REQUIRED TASKS
A) Check each statement against the 1972 Olympic middleweight boxing text, answering yes or no and quoting the words of the text that decide it: (i) Boxers weighing up to 75 kilograms could compete in the event. (ii) The event took place at the Boxing Hall in Munich. (iii) Marvin Johnson represented Ghana.
B) In the 1972 Olympic middleweight boxing text, who took the gold medal, and for which country?
C) From the 1972 Olympic middleweight boxing text, extract the passage between "The men's middleweight" and "22 nations competed.", inclusive.
━━━ PROVIDED PASSAGE ━━━
- Venue: Boxing Hall, Munich
- Dates: 29 August – 10 September 1972
- Competitors: 22 from 22 nations

Medalists
- 1st place, gold medalist(s):  / Vyacheslav Lemeshev / Soviet Union
- 2nd place, silver medalist(s):  / Reima Virtanen / Finland
- 3rd place, bronze medalist(s):  / Prince Amartey / Ghana
- 3rd place, bronze medalist(s):  / Marvin Johnson / United States

= Boxing at the 1972 Summer Olympics – Middleweight =

Olympic boxing tournament

The men's middleweight event was part of the boxing programme at the 1972 Summer Olympics. The weight class allowed boxers of up to 75 kilograms to compete. The competition was held from 29 August to 10 September 1972. 22 boxers from 22 nations competed.
━━━ SUPPLIED ENTRIES ━━━
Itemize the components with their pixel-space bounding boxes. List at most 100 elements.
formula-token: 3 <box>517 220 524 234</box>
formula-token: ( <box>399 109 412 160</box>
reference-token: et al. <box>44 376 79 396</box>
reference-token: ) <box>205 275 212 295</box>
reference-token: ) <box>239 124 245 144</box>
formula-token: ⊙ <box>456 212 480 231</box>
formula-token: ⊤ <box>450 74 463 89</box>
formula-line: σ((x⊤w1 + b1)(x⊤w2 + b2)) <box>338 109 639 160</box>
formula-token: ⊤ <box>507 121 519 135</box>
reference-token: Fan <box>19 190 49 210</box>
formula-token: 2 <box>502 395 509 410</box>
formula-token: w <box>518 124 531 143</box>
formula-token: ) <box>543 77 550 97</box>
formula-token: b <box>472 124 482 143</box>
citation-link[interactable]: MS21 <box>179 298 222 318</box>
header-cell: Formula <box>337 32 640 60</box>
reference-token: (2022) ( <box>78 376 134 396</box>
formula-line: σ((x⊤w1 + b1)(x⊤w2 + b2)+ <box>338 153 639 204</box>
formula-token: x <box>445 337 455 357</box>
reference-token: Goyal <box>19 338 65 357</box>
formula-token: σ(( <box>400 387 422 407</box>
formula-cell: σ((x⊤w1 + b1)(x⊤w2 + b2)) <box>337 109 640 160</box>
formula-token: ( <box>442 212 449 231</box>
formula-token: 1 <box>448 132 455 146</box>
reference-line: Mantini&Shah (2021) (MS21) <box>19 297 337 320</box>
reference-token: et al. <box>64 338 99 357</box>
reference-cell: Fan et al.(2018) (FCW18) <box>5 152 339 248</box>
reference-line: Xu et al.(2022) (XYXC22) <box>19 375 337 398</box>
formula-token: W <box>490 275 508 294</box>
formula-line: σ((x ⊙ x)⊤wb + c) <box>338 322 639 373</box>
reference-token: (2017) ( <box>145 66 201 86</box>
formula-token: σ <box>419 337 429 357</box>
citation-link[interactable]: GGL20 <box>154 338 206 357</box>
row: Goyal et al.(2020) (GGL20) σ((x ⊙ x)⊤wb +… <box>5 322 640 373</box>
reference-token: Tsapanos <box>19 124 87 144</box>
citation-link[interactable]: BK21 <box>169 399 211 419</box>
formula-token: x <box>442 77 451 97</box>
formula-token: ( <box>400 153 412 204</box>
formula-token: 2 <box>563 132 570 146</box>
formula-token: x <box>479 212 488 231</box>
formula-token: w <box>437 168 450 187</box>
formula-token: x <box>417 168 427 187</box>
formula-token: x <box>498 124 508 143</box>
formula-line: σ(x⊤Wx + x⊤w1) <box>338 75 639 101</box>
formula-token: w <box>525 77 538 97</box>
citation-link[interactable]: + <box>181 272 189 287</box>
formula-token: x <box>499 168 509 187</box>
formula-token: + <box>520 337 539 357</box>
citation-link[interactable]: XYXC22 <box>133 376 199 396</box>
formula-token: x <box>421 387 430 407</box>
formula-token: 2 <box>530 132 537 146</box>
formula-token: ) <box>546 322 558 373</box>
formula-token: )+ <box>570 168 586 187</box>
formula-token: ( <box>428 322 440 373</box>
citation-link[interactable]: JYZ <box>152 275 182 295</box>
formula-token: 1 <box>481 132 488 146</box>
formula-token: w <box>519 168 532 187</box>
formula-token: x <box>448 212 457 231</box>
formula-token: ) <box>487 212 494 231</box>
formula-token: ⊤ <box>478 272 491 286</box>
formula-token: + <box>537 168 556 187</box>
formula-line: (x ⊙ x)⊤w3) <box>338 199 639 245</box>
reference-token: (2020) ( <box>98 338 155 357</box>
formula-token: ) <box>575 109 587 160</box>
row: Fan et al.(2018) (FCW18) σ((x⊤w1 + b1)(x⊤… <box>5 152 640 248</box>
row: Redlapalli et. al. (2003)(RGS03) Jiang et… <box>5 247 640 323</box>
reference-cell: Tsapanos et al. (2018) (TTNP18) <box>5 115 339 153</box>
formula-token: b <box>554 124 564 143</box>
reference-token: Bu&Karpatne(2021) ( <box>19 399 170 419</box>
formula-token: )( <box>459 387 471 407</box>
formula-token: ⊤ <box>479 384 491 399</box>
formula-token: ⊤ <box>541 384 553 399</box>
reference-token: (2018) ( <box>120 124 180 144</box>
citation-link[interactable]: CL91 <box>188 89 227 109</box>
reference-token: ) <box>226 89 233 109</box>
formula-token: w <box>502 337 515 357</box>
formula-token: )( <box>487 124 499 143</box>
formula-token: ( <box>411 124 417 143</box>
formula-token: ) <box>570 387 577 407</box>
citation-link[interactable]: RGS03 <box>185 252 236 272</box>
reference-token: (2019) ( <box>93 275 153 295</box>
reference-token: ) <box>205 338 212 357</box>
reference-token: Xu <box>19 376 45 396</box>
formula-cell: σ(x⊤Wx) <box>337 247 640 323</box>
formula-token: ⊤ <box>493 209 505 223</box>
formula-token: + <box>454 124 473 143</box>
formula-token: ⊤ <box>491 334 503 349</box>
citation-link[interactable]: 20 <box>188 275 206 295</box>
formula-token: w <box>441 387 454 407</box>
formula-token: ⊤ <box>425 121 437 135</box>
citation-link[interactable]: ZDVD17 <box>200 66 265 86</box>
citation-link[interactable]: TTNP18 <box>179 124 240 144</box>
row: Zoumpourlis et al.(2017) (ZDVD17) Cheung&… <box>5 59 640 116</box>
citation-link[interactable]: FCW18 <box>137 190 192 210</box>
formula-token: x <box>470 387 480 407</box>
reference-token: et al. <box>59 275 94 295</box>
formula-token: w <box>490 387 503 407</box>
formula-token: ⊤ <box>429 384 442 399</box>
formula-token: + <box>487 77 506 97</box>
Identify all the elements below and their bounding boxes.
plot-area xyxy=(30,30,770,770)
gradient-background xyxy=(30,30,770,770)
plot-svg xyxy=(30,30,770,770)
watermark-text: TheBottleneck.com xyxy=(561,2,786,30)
━━━
ANSWERS GIVEN
A)
(i) Yes: "The weight class allowed boxers of up to 75 kilograms to compete."
(ii) Yes: "Venue: Boxing Hall, Munich"
(iii) No: "Marvin Johnson / United States"

B) Vyacheslav Lemeshev of the Soviet Union.

C)
The men's middleweight event was part of the boxing programme at the 1972 Summer Olympics. The weight class allowed boxers of up to 75 kilograms to compete. The competition was held from 29 August to 10 September 1972. 22 boxers from 22 nations competed.